Start of Records for this task
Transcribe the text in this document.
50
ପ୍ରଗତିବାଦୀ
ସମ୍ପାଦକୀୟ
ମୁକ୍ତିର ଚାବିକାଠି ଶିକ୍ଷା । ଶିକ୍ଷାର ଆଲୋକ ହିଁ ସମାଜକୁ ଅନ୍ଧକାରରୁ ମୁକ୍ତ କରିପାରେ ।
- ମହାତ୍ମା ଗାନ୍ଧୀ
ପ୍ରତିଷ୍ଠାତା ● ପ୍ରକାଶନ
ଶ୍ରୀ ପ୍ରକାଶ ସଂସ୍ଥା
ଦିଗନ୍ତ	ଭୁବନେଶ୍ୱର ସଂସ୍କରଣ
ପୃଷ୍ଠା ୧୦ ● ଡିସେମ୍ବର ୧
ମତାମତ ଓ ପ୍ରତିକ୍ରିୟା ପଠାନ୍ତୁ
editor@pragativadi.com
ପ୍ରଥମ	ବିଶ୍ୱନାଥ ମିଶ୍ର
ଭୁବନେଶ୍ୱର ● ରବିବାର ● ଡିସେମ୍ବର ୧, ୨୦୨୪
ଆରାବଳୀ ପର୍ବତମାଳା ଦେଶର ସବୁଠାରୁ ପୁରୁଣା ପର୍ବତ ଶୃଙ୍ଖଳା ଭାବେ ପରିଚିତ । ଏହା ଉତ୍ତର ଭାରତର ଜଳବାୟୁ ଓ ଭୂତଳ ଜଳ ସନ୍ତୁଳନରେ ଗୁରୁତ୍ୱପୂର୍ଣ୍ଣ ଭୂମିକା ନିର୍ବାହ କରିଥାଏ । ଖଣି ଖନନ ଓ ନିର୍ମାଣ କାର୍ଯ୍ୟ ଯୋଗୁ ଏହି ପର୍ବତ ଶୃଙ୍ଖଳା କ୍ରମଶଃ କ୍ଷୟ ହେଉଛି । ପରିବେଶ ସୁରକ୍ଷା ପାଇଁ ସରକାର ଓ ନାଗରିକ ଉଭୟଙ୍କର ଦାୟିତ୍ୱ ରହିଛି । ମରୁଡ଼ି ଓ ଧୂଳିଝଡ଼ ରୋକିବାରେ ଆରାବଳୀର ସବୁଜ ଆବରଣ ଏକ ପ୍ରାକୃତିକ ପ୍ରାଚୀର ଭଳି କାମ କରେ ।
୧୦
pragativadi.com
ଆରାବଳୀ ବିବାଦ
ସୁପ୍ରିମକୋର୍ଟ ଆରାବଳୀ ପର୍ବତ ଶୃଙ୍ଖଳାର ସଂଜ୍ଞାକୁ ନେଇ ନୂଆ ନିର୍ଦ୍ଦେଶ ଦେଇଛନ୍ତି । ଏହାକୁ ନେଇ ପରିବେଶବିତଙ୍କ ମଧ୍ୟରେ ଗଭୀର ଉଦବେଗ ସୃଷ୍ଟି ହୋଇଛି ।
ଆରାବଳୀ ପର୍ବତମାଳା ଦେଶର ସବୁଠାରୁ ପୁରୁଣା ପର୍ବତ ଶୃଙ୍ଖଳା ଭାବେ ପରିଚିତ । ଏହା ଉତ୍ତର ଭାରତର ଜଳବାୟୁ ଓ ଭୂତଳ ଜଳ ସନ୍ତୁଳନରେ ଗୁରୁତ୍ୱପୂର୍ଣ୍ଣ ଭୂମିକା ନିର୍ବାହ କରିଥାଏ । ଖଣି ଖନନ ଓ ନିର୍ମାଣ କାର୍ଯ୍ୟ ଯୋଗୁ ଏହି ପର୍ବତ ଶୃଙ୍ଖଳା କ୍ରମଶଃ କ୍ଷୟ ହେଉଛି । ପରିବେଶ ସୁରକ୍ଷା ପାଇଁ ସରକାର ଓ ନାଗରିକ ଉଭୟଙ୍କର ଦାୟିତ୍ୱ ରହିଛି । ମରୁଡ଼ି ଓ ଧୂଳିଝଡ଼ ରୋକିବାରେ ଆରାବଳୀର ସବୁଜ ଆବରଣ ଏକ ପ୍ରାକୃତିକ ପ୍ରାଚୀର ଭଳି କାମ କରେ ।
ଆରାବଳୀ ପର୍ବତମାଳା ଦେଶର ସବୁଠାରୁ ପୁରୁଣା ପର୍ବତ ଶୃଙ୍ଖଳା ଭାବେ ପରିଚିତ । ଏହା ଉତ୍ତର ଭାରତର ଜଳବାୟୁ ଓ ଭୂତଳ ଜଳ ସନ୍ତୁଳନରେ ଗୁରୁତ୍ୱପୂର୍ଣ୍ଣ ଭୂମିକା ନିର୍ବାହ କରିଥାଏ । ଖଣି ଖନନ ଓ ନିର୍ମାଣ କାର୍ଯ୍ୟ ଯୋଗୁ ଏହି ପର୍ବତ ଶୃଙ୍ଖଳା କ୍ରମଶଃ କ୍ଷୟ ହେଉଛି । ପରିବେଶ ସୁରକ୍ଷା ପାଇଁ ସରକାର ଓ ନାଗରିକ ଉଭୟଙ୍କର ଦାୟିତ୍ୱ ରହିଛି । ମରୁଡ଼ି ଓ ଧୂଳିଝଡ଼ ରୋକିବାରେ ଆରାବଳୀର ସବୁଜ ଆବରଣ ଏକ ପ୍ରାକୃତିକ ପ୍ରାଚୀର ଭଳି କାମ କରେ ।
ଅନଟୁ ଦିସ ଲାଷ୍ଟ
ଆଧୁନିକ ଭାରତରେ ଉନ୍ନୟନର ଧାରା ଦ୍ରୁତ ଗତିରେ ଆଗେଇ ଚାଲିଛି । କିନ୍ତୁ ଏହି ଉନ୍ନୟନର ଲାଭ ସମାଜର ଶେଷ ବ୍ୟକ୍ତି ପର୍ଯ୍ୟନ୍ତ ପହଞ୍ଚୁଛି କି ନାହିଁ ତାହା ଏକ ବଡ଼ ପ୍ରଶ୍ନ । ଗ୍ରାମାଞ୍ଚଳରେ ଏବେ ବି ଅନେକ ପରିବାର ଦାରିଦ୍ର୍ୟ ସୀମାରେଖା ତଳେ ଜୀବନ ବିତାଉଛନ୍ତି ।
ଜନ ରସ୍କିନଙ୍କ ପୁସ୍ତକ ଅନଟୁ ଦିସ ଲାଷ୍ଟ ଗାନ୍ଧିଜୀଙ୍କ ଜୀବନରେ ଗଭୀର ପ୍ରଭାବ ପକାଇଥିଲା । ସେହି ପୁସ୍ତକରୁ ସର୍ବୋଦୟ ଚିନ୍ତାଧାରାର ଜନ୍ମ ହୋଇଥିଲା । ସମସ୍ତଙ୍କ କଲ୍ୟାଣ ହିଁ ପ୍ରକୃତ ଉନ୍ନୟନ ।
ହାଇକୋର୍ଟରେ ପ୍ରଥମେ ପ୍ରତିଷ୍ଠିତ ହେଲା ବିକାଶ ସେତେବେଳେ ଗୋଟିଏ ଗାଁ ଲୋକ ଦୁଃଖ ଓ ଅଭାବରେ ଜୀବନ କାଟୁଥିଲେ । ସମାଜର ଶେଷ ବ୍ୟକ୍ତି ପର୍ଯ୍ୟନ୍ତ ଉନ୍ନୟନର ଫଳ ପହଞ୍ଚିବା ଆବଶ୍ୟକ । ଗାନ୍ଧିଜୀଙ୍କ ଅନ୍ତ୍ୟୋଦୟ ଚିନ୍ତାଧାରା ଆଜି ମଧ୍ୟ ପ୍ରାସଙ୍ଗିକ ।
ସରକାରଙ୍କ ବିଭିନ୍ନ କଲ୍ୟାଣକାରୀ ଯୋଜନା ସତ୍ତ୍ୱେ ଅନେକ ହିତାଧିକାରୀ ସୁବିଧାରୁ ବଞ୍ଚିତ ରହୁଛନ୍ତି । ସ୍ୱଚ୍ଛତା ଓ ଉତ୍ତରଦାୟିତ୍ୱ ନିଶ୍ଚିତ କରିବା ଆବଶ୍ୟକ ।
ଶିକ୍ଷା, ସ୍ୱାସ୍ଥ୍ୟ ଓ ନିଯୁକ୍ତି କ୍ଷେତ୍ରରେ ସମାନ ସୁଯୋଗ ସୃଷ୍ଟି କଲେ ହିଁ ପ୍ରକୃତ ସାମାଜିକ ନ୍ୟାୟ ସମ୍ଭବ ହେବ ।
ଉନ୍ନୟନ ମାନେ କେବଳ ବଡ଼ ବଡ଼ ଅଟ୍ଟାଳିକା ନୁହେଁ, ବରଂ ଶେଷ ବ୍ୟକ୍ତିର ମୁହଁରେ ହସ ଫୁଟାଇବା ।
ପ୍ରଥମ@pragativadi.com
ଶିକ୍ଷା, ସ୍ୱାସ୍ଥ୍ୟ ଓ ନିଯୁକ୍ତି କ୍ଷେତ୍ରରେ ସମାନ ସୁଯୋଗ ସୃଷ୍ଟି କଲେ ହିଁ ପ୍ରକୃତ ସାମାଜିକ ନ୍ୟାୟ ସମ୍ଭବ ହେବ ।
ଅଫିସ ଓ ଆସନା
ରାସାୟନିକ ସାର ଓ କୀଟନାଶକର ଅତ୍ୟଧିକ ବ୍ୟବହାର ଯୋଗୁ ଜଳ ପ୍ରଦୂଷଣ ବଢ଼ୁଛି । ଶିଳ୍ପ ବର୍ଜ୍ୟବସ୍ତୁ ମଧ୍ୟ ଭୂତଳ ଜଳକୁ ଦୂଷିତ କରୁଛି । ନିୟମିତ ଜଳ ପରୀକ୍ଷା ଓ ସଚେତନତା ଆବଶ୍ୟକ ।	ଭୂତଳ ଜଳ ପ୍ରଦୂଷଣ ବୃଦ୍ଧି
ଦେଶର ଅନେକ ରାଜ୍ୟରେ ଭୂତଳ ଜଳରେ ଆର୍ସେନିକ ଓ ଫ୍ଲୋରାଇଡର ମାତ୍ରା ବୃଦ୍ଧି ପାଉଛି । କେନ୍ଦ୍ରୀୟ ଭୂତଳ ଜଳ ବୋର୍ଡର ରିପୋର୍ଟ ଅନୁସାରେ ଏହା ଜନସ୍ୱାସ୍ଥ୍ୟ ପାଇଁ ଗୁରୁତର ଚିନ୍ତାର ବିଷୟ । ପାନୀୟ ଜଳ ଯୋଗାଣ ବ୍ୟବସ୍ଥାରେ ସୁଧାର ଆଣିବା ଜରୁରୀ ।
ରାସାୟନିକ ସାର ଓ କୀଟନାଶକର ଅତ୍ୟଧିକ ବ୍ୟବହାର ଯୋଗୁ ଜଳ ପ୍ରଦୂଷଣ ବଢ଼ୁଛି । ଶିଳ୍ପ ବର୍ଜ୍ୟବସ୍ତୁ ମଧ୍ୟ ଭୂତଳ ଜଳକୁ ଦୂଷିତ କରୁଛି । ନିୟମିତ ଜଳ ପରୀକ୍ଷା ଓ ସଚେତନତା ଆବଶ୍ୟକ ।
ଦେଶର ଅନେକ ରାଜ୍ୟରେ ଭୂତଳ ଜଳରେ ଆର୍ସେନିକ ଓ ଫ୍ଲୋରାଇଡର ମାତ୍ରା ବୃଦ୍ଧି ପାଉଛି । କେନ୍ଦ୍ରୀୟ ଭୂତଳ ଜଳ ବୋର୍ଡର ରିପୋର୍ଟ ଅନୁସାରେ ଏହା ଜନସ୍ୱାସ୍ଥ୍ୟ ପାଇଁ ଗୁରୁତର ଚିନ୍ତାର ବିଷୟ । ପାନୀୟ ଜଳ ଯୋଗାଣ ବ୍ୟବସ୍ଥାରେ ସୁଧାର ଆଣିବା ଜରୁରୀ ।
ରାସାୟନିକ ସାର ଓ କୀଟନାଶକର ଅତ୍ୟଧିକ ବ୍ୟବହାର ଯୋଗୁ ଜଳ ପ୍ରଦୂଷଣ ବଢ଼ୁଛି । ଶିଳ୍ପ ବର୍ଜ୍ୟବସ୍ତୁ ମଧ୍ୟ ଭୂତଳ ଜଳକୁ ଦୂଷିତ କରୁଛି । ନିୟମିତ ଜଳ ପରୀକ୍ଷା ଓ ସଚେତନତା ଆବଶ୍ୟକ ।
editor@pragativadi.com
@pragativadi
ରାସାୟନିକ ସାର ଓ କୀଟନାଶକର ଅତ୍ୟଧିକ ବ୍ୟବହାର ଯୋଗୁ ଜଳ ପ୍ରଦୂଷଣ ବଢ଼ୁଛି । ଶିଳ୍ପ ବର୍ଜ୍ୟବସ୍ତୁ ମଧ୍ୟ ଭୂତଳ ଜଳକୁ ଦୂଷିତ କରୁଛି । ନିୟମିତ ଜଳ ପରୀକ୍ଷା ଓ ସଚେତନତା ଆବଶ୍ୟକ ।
End of Records for this task
Start of Records for this task
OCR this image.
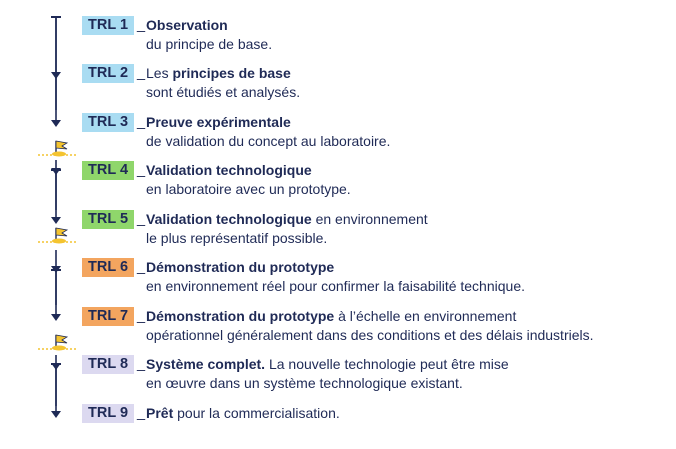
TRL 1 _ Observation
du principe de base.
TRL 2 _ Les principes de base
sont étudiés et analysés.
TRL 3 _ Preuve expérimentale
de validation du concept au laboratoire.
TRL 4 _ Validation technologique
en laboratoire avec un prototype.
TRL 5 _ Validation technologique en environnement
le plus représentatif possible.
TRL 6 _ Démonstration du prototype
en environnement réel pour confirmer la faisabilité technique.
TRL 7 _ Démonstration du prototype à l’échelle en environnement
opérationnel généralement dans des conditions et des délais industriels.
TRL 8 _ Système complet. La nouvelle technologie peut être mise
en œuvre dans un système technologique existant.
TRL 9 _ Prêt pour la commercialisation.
End of Records for this task
Start of Records for this task
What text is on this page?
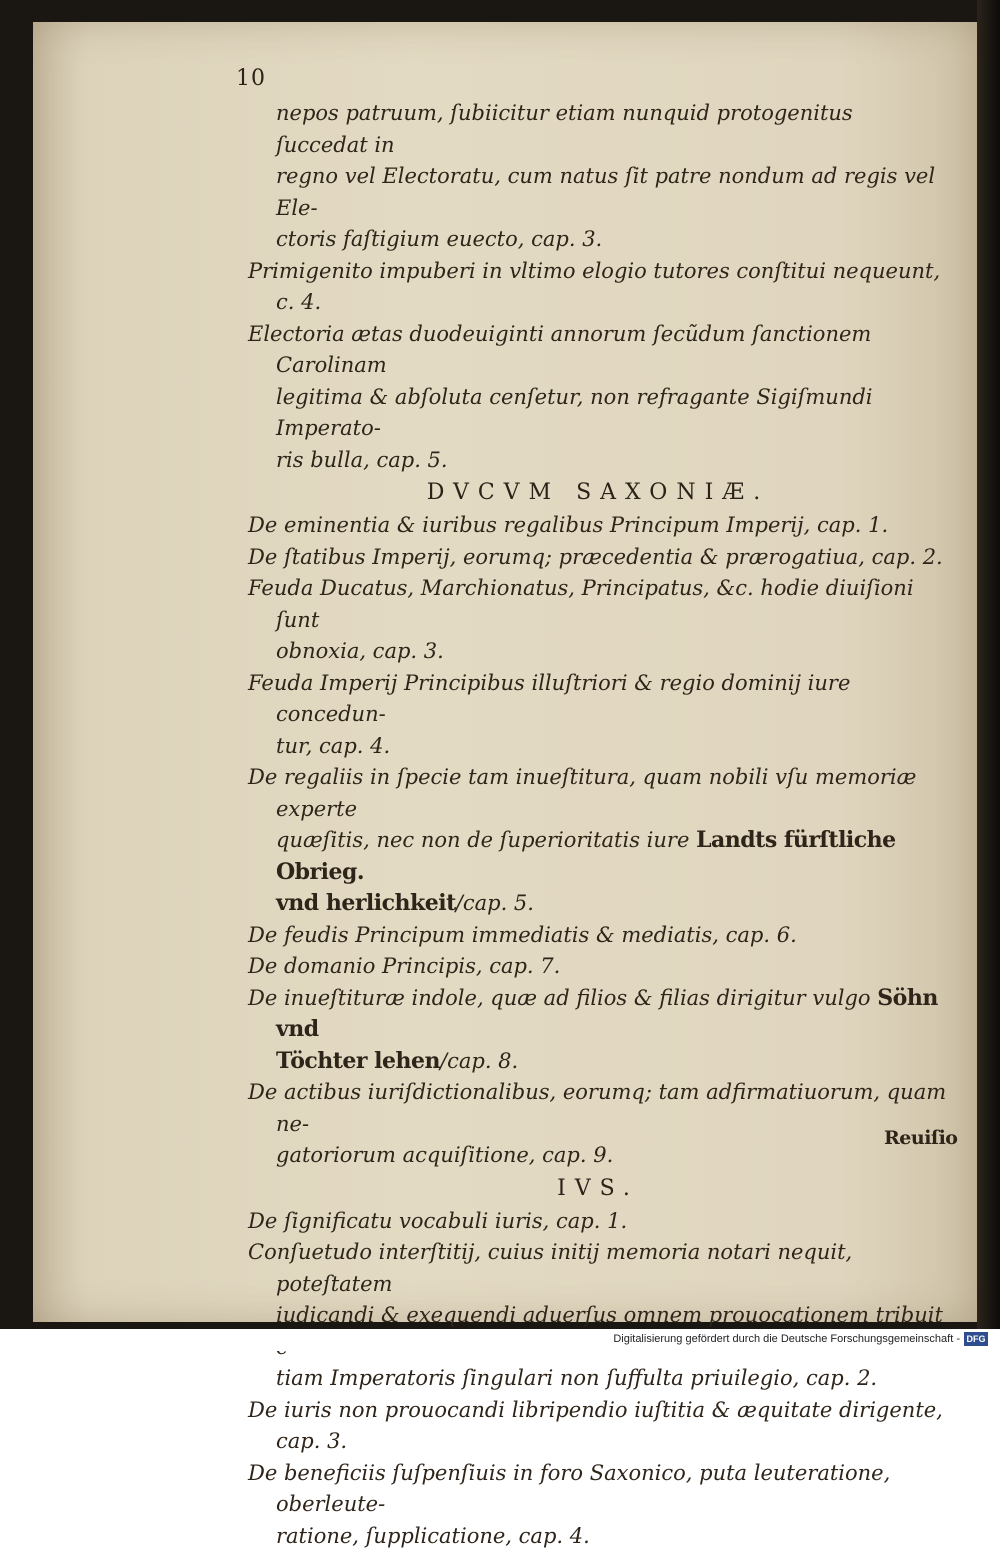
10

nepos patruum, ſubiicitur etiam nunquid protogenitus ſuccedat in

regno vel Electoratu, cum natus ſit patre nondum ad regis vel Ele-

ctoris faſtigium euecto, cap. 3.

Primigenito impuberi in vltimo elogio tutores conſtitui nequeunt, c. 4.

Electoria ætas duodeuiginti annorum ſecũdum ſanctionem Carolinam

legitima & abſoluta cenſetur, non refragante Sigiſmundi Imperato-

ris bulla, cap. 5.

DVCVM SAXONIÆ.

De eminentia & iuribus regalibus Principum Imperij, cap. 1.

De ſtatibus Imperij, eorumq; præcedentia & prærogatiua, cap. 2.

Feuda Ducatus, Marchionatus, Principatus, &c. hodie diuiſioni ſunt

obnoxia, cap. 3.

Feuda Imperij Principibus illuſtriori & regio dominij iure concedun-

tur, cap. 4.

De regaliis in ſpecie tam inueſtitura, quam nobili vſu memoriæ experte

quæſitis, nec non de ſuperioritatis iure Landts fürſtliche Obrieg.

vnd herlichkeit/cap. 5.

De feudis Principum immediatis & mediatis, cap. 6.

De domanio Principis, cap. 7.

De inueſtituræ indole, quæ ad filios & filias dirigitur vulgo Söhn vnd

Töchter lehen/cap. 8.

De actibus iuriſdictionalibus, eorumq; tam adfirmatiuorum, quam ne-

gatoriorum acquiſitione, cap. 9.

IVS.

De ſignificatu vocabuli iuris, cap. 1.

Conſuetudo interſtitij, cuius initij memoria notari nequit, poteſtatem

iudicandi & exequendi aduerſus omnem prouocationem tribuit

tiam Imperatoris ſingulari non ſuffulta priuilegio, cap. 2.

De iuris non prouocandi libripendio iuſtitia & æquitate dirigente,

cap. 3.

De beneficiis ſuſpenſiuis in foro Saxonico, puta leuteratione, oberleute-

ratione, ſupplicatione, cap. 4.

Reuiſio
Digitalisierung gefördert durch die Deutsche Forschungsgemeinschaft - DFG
End of Records for this task
[Written task]: Of all the lines in the entries, how many contain the word "eorumq"? Give only the number.

[Output for this task]: 2